Copy out each line that has "JSON" in it.

** Start of Data to process **

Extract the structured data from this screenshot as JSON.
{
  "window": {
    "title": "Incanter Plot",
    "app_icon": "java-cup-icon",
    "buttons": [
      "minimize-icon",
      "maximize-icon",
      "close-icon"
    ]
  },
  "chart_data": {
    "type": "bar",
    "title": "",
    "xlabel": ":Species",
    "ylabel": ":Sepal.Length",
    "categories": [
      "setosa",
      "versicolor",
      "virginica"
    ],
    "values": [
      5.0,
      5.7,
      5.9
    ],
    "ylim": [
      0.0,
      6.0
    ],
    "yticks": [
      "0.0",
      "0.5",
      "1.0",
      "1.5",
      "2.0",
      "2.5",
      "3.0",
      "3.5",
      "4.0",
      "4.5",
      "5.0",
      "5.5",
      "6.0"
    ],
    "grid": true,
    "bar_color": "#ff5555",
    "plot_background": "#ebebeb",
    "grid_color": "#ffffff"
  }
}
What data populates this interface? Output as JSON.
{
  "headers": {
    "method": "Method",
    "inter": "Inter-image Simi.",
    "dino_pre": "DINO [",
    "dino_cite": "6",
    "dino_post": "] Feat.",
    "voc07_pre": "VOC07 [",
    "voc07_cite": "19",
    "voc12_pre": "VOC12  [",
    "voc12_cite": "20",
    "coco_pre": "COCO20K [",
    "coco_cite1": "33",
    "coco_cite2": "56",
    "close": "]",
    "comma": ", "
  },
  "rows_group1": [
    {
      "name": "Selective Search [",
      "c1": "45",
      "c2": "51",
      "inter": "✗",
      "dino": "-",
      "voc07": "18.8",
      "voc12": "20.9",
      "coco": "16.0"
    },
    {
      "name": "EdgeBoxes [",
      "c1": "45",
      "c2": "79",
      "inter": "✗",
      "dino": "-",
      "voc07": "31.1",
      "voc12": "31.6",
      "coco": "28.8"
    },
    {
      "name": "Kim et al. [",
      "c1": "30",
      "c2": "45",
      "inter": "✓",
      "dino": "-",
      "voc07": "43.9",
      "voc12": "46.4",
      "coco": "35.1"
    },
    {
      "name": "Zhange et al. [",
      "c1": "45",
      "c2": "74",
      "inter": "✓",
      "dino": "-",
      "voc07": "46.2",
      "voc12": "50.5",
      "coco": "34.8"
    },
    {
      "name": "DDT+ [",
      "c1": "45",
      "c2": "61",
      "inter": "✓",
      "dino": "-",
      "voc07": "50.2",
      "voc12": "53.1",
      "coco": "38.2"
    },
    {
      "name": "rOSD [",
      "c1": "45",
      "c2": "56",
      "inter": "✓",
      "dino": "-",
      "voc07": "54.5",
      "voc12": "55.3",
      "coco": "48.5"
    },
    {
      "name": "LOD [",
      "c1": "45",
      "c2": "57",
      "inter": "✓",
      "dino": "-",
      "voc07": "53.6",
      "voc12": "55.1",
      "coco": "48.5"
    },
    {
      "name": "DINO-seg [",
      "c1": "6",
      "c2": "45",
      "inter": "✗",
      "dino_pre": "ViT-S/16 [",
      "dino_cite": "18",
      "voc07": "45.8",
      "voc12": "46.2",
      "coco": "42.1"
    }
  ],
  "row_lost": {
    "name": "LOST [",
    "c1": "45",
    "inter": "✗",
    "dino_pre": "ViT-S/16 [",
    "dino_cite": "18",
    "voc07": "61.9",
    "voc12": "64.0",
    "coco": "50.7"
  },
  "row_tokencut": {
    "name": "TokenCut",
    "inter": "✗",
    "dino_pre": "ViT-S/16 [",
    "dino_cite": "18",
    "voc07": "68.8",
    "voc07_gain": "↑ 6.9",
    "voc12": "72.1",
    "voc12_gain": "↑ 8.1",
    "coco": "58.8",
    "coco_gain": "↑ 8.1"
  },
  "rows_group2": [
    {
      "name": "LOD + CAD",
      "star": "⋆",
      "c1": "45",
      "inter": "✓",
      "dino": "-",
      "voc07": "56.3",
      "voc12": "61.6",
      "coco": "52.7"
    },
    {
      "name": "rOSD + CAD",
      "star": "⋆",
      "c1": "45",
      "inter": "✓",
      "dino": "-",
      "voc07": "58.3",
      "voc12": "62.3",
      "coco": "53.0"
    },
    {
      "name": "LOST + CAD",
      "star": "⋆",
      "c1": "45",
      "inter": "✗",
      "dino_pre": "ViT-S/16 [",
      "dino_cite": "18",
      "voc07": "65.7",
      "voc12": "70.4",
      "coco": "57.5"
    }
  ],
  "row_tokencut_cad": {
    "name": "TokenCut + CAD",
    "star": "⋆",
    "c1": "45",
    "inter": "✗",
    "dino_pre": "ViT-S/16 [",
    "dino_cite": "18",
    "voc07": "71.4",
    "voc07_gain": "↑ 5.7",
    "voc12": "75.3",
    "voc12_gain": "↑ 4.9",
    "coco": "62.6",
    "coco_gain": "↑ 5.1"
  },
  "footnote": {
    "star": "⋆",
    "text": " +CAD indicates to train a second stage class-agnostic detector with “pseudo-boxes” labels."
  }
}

** End of Data to process **

**Written answer**
Extract the structured data from this screenshot as JSON.
What data populates this interface? Output as JSON.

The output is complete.